(TO BE DONE) Locate every line below that contains the word "hollow" and copy each such line.

(Collection entries)

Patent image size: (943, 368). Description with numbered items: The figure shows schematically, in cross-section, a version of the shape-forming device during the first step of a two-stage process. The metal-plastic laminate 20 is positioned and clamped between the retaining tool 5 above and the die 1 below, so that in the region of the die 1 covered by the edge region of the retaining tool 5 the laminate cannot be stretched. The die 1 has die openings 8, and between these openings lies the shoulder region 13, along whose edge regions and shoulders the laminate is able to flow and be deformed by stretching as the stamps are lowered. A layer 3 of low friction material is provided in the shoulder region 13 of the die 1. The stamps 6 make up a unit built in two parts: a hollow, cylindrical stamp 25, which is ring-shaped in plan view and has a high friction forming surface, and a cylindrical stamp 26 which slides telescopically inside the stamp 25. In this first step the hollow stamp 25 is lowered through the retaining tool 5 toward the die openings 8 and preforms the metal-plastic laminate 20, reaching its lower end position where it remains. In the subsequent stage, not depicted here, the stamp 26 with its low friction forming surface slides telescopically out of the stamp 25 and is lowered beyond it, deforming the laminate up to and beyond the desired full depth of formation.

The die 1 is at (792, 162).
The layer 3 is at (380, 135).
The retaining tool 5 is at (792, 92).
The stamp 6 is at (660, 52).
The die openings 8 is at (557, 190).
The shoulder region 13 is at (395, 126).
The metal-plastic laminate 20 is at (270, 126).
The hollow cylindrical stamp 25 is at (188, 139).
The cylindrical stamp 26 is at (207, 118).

(RESPONSE)
Patent image size: (943, 368). Description with numbered items: The figure shows schematically, in cross-section, a version of the shape-forming device during the first step of a two-stage process. The metal-plastic laminate 20 is positioned and clamped between the retaining tool 5 above and the die 1 below, so that in the region of the die 1 covered by the edge region of the retaining tool 5 the laminate cannot be stretched. The die 1 has die openings 8, and between these openings lies the shoulder region 13, along whose edge regions and shoulders the laminate is able to flow and be deformed by stretching as the stamps are lowered. A layer 3 of low friction material is provided in the shoulder region 13 of the die 1. The stamps 6 make up a unit built in two parts: a hollow, cylindrical stamp 25, which is ring-shaped in plan view and has a high friction forming surface, and a cylindrical stamp 26 which slides telescopically inside the stamp 25. In this first step the hollow stamp 25 is lowered through the retaining tool 5 toward the die openings 8 and preforms the metal-plastic laminate 20, reaching its lower end position where it remains. In the subsequent stage, not depicted here, the stamp 26 with its low friction forming surface slides telescopically out of the stamp 25 and is lowered beyond it, deforming the laminate up to and beyond the desired full depth of formation.
The hollow cylindrical stamp 25 is at (188, 139).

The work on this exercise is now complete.